#### THE PROBLEM:
Below is a block of records; repeat each one exactly.

#### SOURCE MATERIAL:

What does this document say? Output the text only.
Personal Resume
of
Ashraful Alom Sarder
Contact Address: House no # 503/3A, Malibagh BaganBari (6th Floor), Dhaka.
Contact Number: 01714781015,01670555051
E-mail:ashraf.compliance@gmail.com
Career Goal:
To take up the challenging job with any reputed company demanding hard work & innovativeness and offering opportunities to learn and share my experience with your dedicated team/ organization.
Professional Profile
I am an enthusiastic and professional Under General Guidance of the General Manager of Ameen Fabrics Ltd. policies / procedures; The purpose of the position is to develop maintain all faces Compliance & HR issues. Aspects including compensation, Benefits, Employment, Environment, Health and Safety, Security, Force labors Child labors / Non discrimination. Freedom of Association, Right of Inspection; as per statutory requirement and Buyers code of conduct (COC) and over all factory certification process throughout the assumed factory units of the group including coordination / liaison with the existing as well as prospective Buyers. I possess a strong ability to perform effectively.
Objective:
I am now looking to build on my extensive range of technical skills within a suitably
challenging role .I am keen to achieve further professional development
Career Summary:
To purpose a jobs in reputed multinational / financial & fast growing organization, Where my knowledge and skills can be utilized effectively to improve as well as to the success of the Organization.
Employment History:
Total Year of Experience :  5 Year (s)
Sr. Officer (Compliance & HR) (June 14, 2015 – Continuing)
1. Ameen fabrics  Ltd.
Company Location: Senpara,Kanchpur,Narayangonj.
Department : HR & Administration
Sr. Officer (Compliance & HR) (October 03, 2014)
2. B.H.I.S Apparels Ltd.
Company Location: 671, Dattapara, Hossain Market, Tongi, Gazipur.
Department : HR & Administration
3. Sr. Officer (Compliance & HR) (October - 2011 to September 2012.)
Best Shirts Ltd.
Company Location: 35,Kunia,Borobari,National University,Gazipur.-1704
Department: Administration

#### WRITTEN SOLUTION:
What does this document say? Output the text only.
Personal Resume
of
Ashraful Alom Sarder
Contact Address: House no # 503/3A, Malibagh BaganBari (6th Floor), Dhaka.
Contact Number: 01714781015,01670555051
E-mail:ashraf.compliance@gmail.com
Career Goal:
To take up the challenging job with any reputed company demanding hard work & innovativeness and offering opportunities to learn and share my experience with your dedicated team/ organization.
Professional Profile
I am an enthusiastic and professional Under General Guidance of the General Manager of Ameen Fabrics Ltd. policies / procedures; The purpose of the position is to develop maintain all faces Compliance & HR issues. Aspects including compensation, Benefits, Employment, Environment, Health and Safety, Security, Force labors Child labors / Non discrimination. Freedom of Association, Right of Inspection; as per statutory requirement and Buyers code of conduct (COC) and over all factory certification process throughout the assumed factory units of the group including coordination / liaison with the existing as well as prospective Buyers. I possess a strong ability to perform effectively.
Objective:
I am now looking to build on my extensive range of technical skills within a suitably
challenging role .I am keen to achieve further professional development
Career Summary:
To purpose a jobs in reputed multinational / financial & fast growing organization, Where my knowledge and skills can be utilized effectively to improve as well as to the success of the Organization.
Employment History:
Total Year of Experience :  5 Year (s)
Sr. Officer (Compliance & HR) (June 14, 2015 – Continuing)
1. Ameen fabrics  Ltd.
Company Location: Senpara,Kanchpur,Narayangonj.
Department : HR & Administration
Sr. Officer (Compliance & HR) (October 03, 2014)
2. B.H.I.S Apparels Ltd.
Company Location: 671, Dattapara, Hossain Market, Tongi, Gazipur.
Department : HR & Administration
3. Sr. Officer (Compliance & HR) (October - 2011 to September 2012.)
Best Shirts Ltd.
Company Location: 35,Kunia,Borobari,National University,Gazipur.-1704
Department: Administration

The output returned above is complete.